▶ _GIVEN TASK_
Take every line where the string "planner" appears and copy it.
-------------------------
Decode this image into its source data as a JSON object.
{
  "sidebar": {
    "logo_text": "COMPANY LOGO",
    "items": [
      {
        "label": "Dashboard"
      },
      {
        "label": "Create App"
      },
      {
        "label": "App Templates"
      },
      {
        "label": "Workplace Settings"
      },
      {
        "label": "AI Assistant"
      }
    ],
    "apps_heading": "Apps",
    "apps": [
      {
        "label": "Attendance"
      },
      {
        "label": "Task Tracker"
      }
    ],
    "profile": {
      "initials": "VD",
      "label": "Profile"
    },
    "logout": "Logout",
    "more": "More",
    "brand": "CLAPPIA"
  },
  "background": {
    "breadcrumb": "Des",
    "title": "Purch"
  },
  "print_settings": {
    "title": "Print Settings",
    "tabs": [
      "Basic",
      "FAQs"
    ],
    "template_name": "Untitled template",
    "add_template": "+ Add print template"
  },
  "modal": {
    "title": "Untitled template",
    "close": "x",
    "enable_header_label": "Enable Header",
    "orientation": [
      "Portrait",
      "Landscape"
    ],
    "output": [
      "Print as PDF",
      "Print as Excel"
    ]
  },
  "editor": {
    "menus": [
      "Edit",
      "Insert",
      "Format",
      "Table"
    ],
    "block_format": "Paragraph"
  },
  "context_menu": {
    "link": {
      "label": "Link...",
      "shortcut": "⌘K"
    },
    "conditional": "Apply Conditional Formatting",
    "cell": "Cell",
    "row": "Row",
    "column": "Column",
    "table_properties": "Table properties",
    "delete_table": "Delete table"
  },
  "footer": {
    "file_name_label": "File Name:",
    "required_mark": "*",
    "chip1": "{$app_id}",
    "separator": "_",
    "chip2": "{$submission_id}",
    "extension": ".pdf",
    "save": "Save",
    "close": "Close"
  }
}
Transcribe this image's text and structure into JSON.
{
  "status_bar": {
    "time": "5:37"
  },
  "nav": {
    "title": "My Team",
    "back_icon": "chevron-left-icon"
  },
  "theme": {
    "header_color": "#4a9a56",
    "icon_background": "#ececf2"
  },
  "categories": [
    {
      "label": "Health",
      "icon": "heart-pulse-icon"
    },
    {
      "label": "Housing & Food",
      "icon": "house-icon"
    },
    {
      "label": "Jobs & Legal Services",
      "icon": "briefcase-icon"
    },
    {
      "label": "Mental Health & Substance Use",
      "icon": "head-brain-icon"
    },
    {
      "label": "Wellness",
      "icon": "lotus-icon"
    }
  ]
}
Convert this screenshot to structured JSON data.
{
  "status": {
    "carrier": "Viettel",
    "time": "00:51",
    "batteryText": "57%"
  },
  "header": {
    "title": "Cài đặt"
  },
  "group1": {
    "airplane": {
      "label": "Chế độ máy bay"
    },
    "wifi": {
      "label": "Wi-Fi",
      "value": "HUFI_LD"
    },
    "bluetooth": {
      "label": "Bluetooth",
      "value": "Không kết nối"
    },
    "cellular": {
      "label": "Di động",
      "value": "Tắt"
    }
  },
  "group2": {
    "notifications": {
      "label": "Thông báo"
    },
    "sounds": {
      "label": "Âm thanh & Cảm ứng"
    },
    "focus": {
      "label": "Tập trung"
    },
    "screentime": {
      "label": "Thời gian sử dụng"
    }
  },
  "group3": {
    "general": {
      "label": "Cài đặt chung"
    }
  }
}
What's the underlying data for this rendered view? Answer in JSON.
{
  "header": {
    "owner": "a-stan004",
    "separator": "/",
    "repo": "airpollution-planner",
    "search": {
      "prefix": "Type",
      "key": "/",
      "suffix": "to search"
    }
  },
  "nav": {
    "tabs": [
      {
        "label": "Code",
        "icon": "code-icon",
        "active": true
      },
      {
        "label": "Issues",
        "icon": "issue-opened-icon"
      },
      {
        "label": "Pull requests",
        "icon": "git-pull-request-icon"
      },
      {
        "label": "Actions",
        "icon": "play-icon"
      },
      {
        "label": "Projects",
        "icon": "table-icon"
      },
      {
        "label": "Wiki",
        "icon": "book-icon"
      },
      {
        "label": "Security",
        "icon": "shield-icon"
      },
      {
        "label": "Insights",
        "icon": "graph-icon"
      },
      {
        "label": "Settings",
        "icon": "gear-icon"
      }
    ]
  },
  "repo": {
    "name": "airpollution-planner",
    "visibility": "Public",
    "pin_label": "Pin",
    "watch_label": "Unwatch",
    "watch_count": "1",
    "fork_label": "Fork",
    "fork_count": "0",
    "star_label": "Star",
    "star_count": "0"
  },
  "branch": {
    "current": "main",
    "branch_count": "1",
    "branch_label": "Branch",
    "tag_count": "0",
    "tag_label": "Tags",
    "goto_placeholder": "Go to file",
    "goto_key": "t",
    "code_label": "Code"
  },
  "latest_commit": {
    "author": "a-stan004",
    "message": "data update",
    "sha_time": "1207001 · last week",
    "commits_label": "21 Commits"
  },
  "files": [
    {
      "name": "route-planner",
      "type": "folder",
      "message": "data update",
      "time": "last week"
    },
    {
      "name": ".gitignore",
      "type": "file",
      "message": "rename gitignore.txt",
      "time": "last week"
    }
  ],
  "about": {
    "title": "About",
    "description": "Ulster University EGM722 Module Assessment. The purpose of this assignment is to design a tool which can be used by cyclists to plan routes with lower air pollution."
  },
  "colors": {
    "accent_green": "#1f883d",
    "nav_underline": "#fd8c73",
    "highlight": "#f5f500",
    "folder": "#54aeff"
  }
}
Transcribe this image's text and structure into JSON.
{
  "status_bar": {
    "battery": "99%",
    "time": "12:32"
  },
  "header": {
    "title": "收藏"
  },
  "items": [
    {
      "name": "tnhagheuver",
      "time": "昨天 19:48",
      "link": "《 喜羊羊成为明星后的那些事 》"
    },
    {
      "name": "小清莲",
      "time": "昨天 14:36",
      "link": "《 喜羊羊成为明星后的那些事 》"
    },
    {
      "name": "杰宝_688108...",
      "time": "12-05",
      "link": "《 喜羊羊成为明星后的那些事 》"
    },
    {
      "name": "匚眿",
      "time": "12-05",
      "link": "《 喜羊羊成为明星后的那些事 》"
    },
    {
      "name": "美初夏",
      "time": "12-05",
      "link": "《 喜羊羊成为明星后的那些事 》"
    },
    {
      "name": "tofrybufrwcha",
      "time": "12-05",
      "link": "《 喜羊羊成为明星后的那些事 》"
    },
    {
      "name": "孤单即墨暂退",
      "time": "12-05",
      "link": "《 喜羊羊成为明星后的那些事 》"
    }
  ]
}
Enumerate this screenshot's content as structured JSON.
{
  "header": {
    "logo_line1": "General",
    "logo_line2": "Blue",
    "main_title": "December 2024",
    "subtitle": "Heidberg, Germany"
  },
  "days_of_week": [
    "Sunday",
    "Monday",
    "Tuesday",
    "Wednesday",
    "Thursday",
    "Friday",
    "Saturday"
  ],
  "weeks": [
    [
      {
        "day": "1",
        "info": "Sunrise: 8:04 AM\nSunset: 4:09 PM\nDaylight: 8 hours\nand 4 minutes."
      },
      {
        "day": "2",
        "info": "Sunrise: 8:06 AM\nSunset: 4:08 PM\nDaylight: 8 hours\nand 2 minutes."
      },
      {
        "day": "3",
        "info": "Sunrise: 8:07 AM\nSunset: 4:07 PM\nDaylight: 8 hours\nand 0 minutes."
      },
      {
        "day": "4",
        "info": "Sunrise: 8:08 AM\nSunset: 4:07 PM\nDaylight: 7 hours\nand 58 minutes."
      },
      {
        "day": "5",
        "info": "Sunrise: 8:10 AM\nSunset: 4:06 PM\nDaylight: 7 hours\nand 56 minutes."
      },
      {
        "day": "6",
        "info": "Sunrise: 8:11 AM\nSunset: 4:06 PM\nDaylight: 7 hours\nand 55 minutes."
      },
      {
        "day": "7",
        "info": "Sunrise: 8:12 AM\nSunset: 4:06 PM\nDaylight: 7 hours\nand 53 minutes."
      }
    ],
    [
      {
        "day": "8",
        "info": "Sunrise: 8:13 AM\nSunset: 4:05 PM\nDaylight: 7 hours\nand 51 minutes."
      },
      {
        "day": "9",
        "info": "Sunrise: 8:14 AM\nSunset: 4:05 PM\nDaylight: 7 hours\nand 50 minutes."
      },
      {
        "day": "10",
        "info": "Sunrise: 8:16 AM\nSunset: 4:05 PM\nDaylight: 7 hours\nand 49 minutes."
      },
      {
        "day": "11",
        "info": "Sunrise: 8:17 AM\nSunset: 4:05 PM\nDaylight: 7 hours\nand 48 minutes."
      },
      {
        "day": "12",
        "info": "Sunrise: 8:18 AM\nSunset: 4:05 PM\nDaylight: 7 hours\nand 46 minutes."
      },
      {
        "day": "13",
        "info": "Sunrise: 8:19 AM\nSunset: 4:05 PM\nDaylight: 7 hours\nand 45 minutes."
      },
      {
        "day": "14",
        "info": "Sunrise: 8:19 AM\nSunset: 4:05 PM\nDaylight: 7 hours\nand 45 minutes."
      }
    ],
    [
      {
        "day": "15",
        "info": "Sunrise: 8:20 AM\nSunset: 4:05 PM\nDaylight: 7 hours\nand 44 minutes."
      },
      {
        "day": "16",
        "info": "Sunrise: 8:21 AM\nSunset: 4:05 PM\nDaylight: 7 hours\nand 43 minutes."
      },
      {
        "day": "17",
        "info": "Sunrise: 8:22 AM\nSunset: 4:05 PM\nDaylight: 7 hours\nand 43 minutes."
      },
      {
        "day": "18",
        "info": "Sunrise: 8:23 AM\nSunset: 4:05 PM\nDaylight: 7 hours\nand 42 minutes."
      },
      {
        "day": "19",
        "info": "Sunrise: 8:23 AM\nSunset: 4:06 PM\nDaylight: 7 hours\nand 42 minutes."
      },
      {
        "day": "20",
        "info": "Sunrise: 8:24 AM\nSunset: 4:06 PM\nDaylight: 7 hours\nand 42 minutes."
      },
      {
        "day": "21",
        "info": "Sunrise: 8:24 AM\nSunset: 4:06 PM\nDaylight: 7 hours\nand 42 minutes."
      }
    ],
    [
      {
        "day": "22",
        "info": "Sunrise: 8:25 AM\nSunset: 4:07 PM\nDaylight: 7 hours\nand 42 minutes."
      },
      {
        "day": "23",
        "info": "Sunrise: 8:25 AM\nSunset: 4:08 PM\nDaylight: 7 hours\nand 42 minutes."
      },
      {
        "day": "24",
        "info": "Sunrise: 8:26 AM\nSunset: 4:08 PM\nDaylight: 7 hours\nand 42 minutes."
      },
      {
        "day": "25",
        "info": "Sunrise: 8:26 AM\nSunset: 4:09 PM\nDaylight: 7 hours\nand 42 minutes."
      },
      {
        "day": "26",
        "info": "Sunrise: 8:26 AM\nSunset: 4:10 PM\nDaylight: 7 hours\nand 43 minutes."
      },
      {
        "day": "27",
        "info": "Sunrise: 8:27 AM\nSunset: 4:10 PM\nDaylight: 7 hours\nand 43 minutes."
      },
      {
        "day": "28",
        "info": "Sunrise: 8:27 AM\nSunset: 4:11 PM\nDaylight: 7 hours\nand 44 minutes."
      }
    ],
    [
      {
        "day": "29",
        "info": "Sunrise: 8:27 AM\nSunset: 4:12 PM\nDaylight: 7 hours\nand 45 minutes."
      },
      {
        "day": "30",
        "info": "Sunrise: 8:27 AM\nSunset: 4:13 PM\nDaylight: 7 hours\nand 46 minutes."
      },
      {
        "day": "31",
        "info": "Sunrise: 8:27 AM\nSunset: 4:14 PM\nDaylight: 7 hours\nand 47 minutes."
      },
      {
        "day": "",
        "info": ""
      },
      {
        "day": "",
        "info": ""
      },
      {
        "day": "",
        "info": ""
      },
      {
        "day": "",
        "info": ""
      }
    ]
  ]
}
-------------------------
▶ _RESULT OF THE EXERCISE_
    "repo": "airpollution-planner",
    "name": "airpollution-planner",
      "name": "route-planner",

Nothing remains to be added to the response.